**WORK REQUIRED:**
Leave out the pictures and transcribe the rest of the records exactly.

**Collection entries:**
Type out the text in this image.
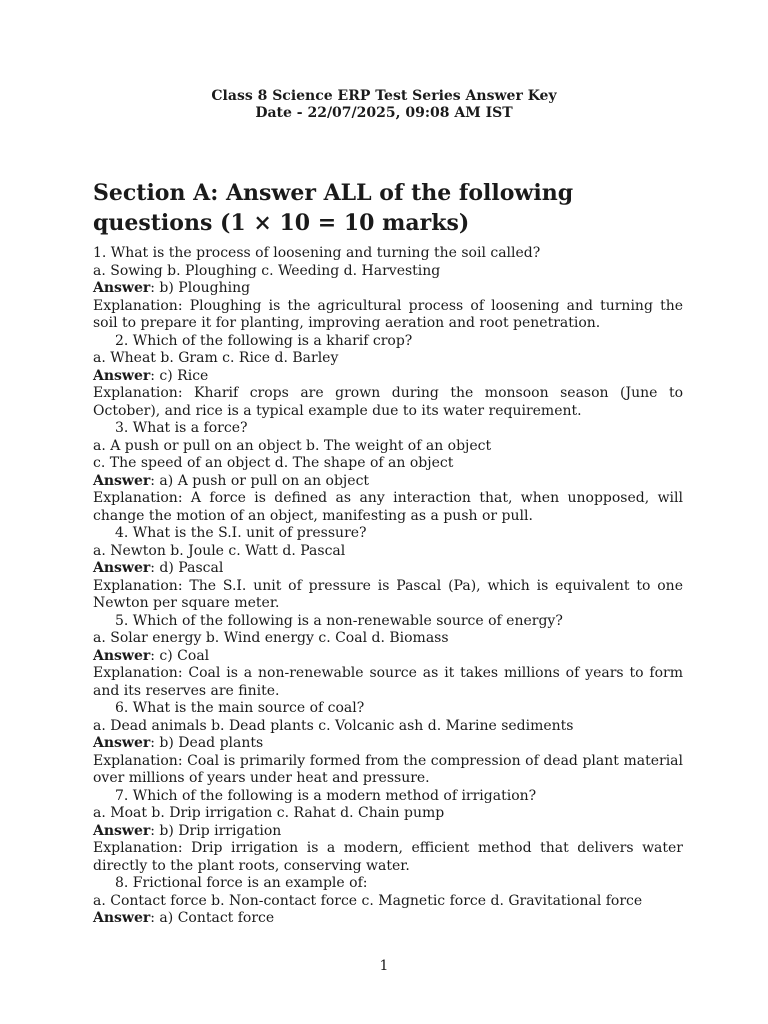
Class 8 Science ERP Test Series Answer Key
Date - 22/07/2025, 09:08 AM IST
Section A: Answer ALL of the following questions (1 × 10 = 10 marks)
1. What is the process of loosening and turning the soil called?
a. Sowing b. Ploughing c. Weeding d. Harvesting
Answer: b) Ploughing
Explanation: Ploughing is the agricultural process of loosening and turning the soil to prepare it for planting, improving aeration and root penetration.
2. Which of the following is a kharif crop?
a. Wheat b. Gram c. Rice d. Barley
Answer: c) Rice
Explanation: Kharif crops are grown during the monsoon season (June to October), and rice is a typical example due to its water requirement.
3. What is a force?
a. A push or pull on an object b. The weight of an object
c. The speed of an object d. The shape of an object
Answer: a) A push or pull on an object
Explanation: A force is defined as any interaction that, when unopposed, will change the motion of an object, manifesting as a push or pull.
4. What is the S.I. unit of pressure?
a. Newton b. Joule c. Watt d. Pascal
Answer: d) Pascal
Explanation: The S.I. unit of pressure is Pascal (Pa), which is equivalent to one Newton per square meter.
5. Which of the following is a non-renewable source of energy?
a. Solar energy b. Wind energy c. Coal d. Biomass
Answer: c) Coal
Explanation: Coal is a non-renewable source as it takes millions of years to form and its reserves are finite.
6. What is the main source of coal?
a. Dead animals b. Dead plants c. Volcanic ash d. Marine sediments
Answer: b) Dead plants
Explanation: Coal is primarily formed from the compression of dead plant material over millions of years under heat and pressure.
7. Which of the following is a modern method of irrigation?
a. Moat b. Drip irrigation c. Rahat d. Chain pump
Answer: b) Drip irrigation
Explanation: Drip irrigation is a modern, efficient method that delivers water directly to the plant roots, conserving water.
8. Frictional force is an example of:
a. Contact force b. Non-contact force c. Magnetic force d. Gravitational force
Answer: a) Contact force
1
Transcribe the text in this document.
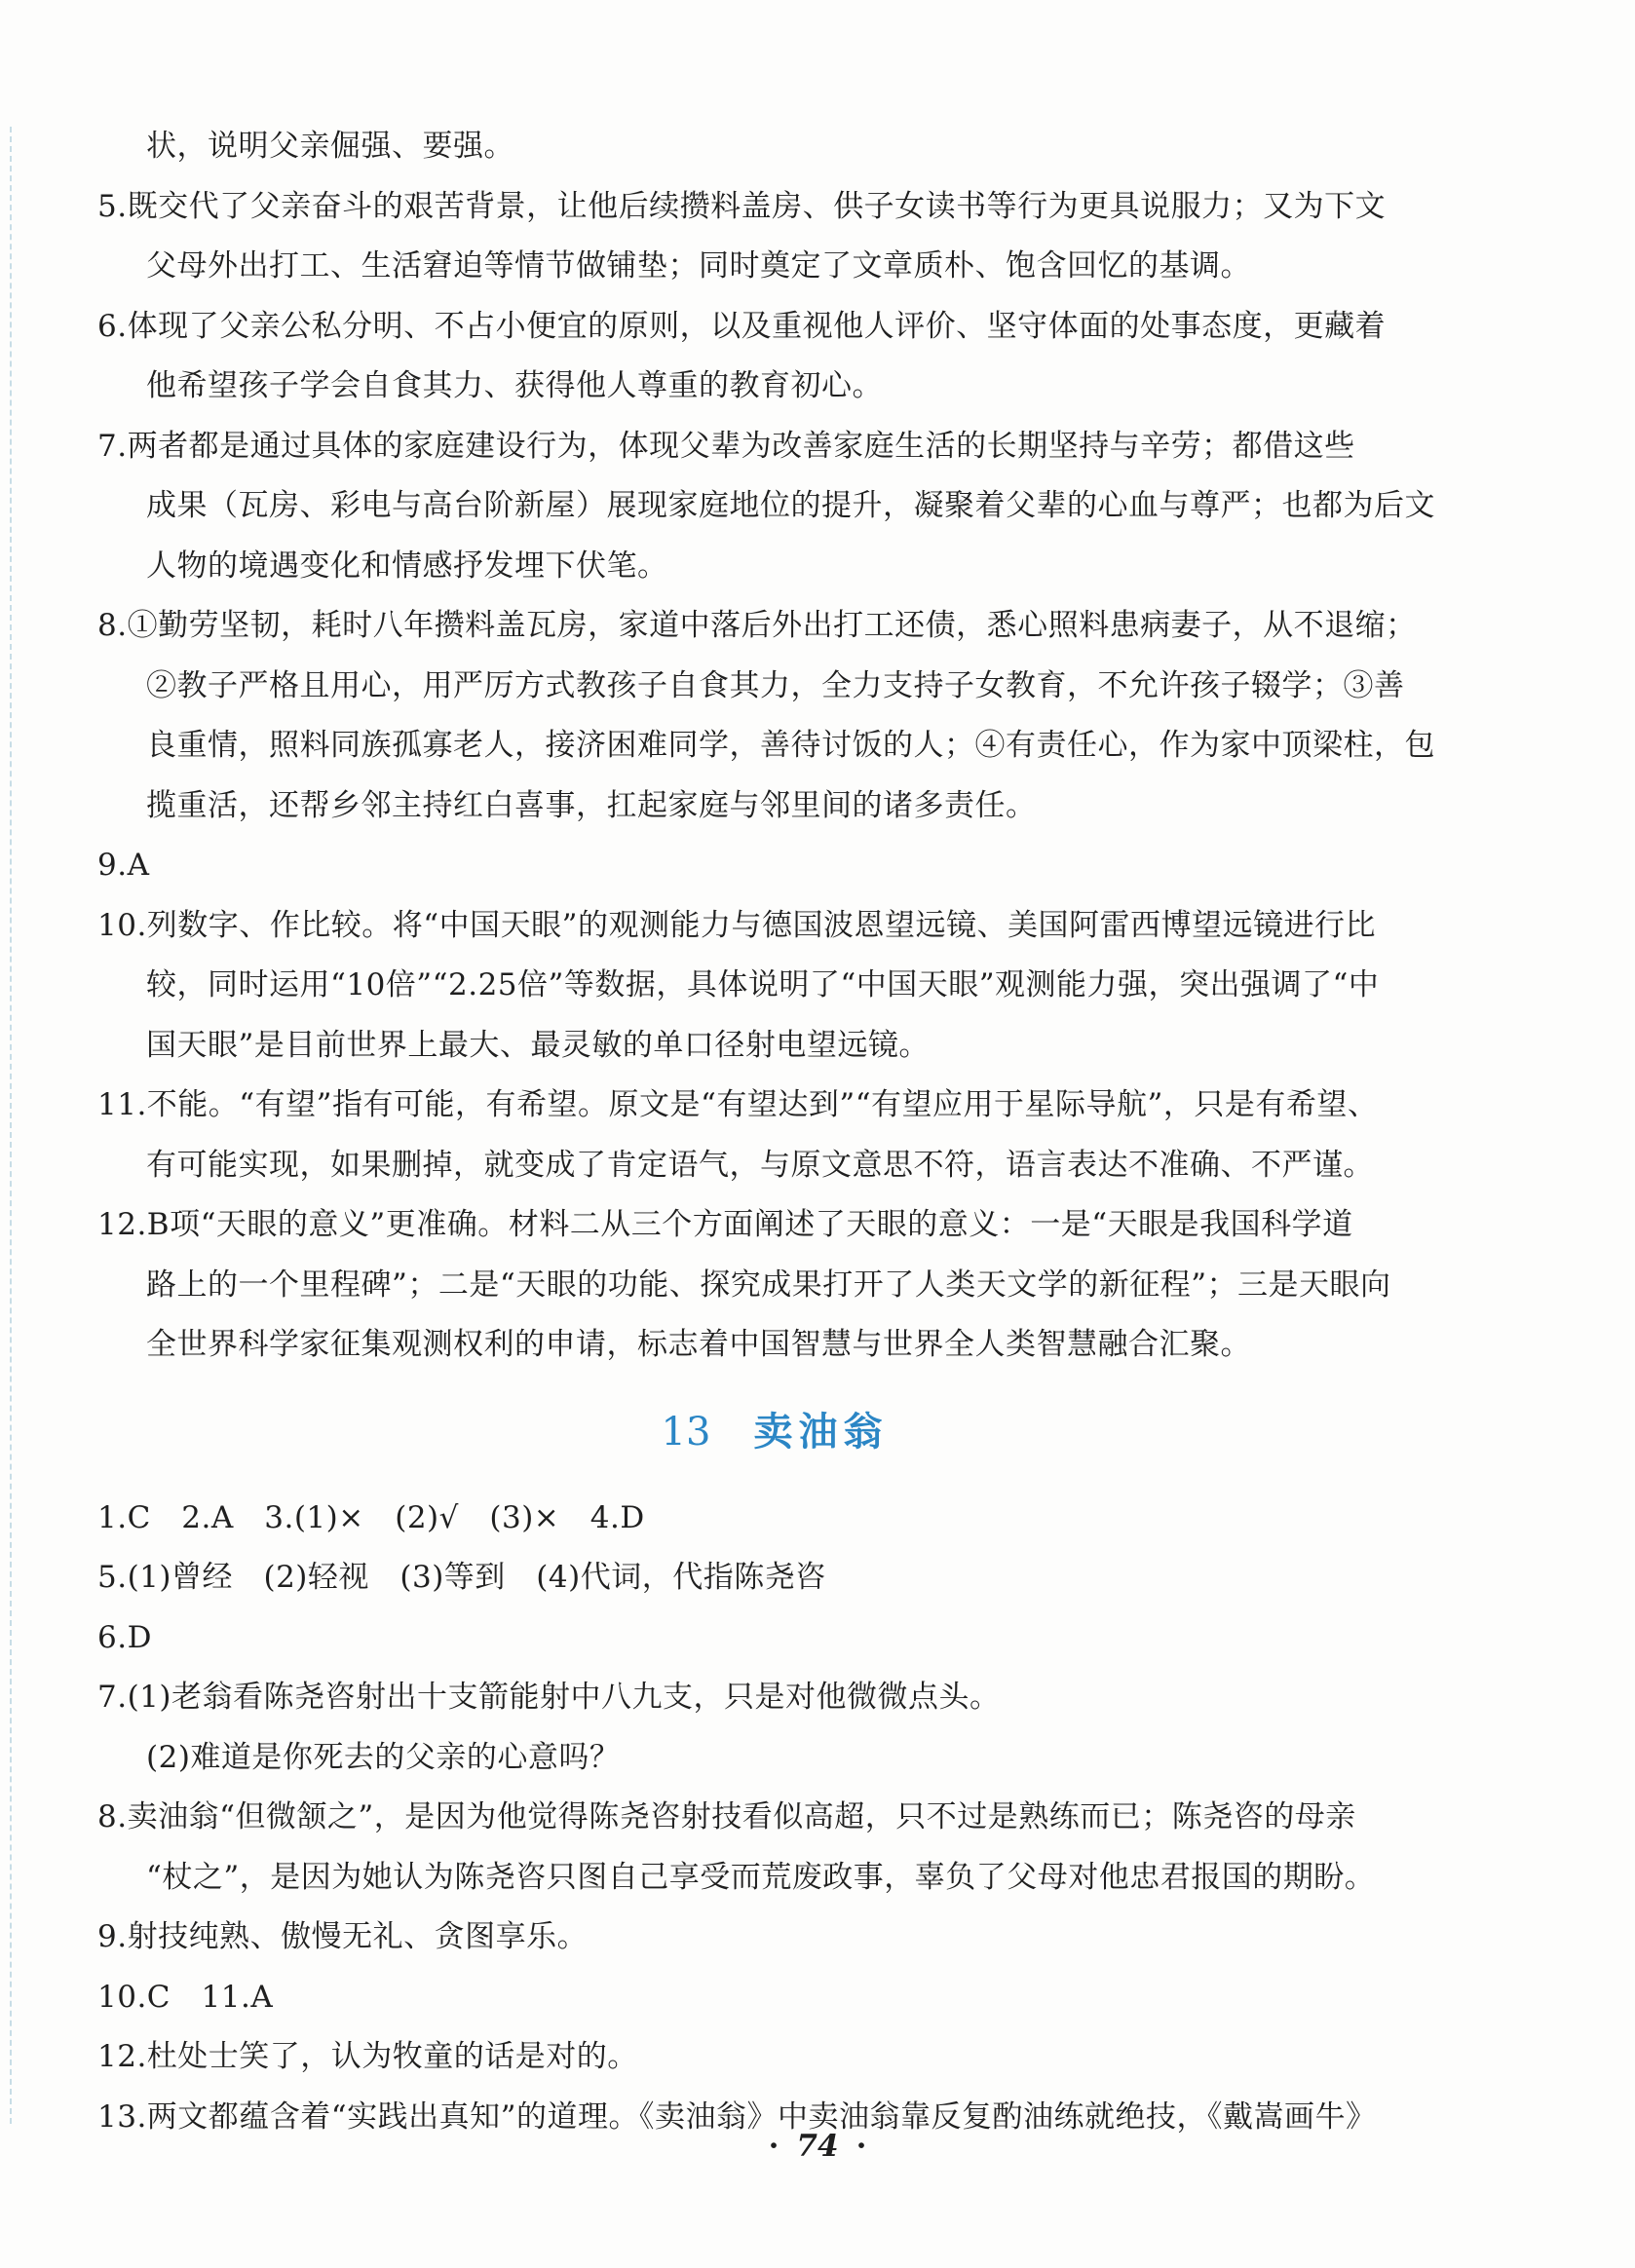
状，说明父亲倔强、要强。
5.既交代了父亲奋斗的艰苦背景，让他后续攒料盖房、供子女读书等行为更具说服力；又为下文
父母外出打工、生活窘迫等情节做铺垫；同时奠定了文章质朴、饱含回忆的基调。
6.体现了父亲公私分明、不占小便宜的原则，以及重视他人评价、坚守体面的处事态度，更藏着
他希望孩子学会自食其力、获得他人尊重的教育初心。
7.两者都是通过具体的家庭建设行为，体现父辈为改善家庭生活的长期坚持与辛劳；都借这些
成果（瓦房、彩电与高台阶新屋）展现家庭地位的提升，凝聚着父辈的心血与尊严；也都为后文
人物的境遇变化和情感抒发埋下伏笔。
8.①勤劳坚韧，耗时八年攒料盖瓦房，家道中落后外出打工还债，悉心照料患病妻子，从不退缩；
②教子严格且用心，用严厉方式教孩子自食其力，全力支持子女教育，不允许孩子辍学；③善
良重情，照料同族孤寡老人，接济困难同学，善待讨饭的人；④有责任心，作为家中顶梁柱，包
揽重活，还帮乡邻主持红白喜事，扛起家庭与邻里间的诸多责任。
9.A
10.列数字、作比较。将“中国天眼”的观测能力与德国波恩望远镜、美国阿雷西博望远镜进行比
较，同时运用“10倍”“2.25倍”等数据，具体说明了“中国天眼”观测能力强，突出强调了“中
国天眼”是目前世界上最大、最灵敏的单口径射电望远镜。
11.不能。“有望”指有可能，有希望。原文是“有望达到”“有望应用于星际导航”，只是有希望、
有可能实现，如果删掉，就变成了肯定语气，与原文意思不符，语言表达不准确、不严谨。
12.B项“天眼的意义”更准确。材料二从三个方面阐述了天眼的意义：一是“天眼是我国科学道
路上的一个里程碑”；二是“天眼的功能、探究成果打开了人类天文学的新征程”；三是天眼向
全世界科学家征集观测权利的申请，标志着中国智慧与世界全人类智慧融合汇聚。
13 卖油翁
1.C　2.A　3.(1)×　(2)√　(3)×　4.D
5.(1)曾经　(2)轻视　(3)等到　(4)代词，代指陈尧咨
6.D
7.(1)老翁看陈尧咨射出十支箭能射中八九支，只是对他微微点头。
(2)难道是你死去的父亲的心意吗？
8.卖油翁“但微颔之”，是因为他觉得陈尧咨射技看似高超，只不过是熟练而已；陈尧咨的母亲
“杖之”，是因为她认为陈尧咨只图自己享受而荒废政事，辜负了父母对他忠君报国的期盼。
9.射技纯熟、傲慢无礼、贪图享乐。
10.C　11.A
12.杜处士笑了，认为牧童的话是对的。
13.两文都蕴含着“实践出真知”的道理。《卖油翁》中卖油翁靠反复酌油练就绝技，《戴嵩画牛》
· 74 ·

**TASK RESPONSE:**
Type out the text in this image.
Class 8 Science ERP Test Series Answer Key
Date - 22/07/2025, 09:08 AM IST
Section A: Answer ALL of the following questions (1 × 10 = 10 marks)
1. What is the process of loosening and turning the soil called?
a. Sowing b. Ploughing c. Weeding d. Harvesting
Answer: b) Ploughing
Explanation: Ploughing is the agricultural process of loosening and turning the soil to prepare it for planting, improving aeration and root penetration.
2. Which of the following is a kharif crop?
a. Wheat b. Gram c. Rice d. Barley
Answer: c) Rice
Explanation: Kharif crops are grown during the monsoon season (June to October), and rice is a typical example due to its water requirement.
3. What is a force?
a. A push or pull on an object b. The weight of an object
c. The speed of an object d. The shape of an object
Answer: a) A push or pull on an object
Explanation: A force is defined as any interaction that, when unopposed, will change the motion of an object, manifesting as a push or pull.
4. What is the S.I. unit of pressure?
a. Newton b. Joule c. Watt d. Pascal
Answer: d) Pascal
Explanation: The S.I. unit of pressure is Pascal (Pa), which is equivalent to one Newton per square meter.
5. Which of the following is a non-renewable source of energy?
a. Solar energy b. Wind energy c. Coal d. Biomass
Answer: c) Coal
Explanation: Coal is a non-renewable source as it takes millions of years to form and its reserves are finite.
6. What is the main source of coal?
a. Dead animals b. Dead plants c. Volcanic ash d. Marine sediments
Answer: b) Dead plants
Explanation: Coal is primarily formed from the compression of dead plant material over millions of years under heat and pressure.
7. Which of the following is a modern method of irrigation?
a. Moat b. Drip irrigation c. Rahat d. Chain pump
Answer: b) Drip irrigation
Explanation: Drip irrigation is a modern, efficient method that delivers water directly to the plant roots, conserving water.
8. Frictional force is an example of:
a. Contact force b. Non-contact force c. Magnetic force d. Gravitational force
Answer: a) Contact force
1
Transcribe the text in this document.
状，说明父亲倔强、要强。
5.既交代了父亲奋斗的艰苦背景，让他后续攒料盖房、供子女读书等行为更具说服力；又为下文
父母外出打工、生活窘迫等情节做铺垫；同时奠定了文章质朴、饱含回忆的基调。
6.体现了父亲公私分明、不占小便宜的原则，以及重视他人评价、坚守体面的处事态度，更藏着
他希望孩子学会自食其力、获得他人尊重的教育初心。
7.两者都是通过具体的家庭建设行为，体现父辈为改善家庭生活的长期坚持与辛劳；都借这些
成果（瓦房、彩电与高台阶新屋）展现家庭地位的提升，凝聚着父辈的心血与尊严；也都为后文
人物的境遇变化和情感抒发埋下伏笔。
8.①勤劳坚韧，耗时八年攒料盖瓦房，家道中落后外出打工还债，悉心照料患病妻子，从不退缩；
②教子严格且用心，用严厉方式教孩子自食其力，全力支持子女教育，不允许孩子辍学；③善
良重情，照料同族孤寡老人，接济困难同学，善待讨饭的人；④有责任心，作为家中顶梁柱，包
揽重活，还帮乡邻主持红白喜事，扛起家庭与邻里间的诸多责任。
9.A
10.列数字、作比较。将“中国天眼”的观测能力与德国波恩望远镜、美国阿雷西博望远镜进行比
较，同时运用“10倍”“2.25倍”等数据，具体说明了“中国天眼”观测能力强，突出强调了“中
国天眼”是目前世界上最大、最灵敏的单口径射电望远镜。
11.不能。“有望”指有可能，有希望。原文是“有望达到”“有望应用于星际导航”，只是有希望、
有可能实现，如果删掉，就变成了肯定语气，与原文意思不符，语言表达不准确、不严谨。
12.B项“天眼的意义”更准确。材料二从三个方面阐述了天眼的意义：一是“天眼是我国科学道
路上的一个里程碑”；二是“天眼的功能、探究成果打开了人类天文学的新征程”；三是天眼向
全世界科学家征集观测权利的申请，标志着中国智慧与世界全人类智慧融合汇聚。
13 卖油翁
1.C　2.A　3.(1)×　(2)√　(3)×　4.D
5.(1)曾经　(2)轻视　(3)等到　(4)代词，代指陈尧咨
6.D
7.(1)老翁看陈尧咨射出十支箭能射中八九支，只是对他微微点头。
(2)难道是你死去的父亲的心意吗？
8.卖油翁“但微颔之”，是因为他觉得陈尧咨射技看似高超，只不过是熟练而已；陈尧咨的母亲
“杖之”，是因为她认为陈尧咨只图自己享受而荒废政事，辜负了父母对他忠君报国的期盼。
9.射技纯熟、傲慢无礼、贪图享乐。
10.C　11.A
12.杜处士笑了，认为牧童的话是对的。
13.两文都蕴含着“实践出真知”的道理。《卖油翁》中卖油翁靠反复酌油练就绝技，《戴嵩画牛》
· 74 ·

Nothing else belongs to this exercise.